• STATED TASK:
Where a line holds the word "знаний", copy that line.

• WORKING DATA:
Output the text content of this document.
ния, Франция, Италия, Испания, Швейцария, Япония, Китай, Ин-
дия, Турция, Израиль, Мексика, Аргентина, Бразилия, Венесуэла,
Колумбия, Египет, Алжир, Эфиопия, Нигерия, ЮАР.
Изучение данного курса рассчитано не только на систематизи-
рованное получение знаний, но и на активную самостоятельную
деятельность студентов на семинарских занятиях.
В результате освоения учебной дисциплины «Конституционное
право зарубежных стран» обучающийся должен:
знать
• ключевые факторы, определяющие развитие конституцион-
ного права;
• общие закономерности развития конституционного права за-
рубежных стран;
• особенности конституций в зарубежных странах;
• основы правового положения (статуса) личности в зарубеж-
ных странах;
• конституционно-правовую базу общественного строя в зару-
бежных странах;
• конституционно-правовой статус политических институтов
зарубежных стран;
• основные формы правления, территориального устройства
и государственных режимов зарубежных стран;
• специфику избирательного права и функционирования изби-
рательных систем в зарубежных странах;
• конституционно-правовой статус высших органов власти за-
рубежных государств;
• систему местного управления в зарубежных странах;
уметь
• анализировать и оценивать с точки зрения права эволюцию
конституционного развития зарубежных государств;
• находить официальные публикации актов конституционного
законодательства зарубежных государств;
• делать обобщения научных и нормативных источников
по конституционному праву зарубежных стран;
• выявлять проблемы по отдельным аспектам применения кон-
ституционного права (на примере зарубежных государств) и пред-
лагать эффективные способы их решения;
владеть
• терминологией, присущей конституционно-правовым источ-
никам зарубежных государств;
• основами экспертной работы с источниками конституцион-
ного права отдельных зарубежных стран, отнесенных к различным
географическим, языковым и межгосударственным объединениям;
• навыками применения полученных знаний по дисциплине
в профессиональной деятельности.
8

• TASK SOLUTION:
рованное получение знаний, но и на активную самостоятельную
• навыками применения полученных знаний по дисциплине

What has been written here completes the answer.